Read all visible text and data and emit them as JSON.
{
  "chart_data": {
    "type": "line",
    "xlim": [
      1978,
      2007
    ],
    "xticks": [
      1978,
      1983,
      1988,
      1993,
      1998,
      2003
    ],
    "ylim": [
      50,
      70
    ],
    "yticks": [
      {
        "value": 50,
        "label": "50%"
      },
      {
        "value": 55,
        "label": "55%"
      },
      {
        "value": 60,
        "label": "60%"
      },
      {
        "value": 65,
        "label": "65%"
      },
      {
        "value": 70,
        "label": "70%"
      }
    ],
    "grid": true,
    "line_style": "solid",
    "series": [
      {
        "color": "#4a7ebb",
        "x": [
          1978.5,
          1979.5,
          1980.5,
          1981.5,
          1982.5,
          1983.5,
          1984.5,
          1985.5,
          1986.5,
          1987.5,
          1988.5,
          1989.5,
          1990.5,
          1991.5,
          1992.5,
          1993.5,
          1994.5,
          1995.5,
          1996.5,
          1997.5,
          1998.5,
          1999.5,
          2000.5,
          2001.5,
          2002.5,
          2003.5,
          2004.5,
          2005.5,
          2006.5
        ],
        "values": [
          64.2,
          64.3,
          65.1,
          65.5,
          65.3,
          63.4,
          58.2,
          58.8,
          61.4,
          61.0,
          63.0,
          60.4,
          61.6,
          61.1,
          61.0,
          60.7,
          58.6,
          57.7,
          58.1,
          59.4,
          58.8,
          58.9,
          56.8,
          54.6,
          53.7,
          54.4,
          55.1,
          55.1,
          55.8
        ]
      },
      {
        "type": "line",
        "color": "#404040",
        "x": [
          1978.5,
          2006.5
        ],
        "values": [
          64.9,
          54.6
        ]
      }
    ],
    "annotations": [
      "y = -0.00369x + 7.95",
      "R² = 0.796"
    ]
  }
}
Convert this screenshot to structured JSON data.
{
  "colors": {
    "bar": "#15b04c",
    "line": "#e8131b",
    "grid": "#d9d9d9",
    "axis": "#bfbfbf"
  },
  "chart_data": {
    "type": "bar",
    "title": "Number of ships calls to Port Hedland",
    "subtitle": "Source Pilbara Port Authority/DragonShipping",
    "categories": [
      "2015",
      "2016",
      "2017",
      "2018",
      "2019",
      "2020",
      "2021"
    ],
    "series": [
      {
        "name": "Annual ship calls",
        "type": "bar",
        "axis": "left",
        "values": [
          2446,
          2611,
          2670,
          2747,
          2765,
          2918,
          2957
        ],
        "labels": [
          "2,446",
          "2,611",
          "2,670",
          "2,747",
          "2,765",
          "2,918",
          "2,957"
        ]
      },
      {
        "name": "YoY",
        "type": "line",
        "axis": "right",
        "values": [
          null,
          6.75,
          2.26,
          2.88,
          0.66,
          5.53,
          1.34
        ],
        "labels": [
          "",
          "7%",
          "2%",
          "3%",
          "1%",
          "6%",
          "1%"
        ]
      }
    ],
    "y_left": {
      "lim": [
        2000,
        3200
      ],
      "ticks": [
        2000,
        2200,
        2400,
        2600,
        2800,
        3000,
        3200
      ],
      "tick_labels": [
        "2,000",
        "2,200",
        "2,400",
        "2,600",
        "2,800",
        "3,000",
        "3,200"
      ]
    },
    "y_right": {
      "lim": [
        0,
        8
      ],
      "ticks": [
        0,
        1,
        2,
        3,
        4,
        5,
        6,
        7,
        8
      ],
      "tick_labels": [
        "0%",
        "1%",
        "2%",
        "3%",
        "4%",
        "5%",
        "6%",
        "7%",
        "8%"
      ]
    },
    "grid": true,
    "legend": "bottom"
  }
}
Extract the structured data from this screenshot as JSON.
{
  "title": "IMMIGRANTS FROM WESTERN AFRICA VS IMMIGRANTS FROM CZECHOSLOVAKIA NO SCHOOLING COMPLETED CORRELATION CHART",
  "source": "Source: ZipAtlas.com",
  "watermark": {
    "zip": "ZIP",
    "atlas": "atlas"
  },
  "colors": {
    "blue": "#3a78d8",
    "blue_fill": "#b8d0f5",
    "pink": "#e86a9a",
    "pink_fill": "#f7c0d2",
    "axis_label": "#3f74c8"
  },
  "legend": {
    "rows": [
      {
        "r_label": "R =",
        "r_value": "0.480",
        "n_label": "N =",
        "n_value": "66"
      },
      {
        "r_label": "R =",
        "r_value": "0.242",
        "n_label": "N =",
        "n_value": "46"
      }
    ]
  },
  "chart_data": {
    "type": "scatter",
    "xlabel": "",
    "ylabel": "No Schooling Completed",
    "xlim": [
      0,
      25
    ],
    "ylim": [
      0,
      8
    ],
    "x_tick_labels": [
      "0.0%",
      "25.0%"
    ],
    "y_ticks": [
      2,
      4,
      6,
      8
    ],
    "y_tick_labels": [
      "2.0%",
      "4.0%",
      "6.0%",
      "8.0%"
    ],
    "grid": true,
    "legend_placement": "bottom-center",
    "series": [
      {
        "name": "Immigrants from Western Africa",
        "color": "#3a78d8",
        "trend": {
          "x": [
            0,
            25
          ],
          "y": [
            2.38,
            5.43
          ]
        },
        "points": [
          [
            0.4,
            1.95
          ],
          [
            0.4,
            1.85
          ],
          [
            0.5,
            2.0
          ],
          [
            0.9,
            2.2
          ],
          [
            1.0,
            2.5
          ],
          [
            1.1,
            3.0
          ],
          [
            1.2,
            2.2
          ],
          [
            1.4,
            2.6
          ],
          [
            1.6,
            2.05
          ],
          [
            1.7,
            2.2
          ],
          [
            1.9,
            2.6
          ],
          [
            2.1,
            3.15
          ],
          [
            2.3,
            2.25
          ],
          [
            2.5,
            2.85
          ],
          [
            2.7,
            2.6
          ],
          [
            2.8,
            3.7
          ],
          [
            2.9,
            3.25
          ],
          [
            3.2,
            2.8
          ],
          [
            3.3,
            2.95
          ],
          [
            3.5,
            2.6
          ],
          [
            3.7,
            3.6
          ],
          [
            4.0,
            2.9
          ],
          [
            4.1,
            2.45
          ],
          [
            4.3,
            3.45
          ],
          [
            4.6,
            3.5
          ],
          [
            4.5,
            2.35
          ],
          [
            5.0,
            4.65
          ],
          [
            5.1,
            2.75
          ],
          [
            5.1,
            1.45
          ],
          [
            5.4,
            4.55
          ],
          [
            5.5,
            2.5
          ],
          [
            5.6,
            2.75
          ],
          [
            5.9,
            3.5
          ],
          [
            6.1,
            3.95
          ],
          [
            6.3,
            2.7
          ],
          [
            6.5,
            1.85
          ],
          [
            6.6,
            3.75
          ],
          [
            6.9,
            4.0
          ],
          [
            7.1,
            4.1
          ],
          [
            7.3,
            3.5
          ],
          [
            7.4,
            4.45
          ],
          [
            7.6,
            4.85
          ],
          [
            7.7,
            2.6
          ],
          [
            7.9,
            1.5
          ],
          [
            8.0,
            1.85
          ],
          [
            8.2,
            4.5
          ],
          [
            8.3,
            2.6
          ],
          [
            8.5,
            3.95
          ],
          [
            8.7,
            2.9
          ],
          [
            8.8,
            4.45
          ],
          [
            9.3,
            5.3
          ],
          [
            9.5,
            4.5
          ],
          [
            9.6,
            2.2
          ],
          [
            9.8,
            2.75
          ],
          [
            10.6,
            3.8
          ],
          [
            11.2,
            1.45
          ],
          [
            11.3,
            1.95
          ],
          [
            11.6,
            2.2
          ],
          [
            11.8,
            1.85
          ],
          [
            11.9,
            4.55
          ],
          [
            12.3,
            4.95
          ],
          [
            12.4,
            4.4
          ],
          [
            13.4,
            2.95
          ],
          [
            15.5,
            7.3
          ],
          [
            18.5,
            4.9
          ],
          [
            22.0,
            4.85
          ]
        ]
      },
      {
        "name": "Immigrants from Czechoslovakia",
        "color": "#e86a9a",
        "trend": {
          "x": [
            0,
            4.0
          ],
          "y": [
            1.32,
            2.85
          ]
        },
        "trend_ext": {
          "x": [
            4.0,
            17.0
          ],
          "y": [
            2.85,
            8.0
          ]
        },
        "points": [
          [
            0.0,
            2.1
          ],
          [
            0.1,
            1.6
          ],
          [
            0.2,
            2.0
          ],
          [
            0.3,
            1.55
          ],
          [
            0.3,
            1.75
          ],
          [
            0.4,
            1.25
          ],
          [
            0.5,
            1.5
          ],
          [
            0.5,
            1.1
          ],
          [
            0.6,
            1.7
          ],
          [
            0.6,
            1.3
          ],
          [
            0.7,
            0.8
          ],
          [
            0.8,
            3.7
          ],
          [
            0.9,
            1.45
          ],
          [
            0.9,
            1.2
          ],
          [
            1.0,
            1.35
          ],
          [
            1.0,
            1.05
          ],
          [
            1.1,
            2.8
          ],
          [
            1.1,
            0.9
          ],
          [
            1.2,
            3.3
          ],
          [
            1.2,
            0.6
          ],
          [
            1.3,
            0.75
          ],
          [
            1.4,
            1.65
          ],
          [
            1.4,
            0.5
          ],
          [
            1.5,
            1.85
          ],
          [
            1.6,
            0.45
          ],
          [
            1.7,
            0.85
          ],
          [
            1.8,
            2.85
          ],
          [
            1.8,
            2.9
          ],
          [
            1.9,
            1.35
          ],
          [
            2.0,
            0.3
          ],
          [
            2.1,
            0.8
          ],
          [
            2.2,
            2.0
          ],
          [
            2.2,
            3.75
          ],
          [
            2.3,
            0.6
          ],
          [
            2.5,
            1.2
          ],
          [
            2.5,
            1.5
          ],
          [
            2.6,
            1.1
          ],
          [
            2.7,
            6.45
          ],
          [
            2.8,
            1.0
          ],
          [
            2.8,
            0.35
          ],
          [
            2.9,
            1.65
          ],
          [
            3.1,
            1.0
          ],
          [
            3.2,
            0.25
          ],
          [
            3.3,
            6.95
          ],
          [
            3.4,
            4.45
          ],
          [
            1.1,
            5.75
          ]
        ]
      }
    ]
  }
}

## Do this
Find all the lines containing "screenshot" in the material, then copy them.

## Result
Convert this screenshot to structured JSON data.
Extract the structured data from this screenshot as JSON.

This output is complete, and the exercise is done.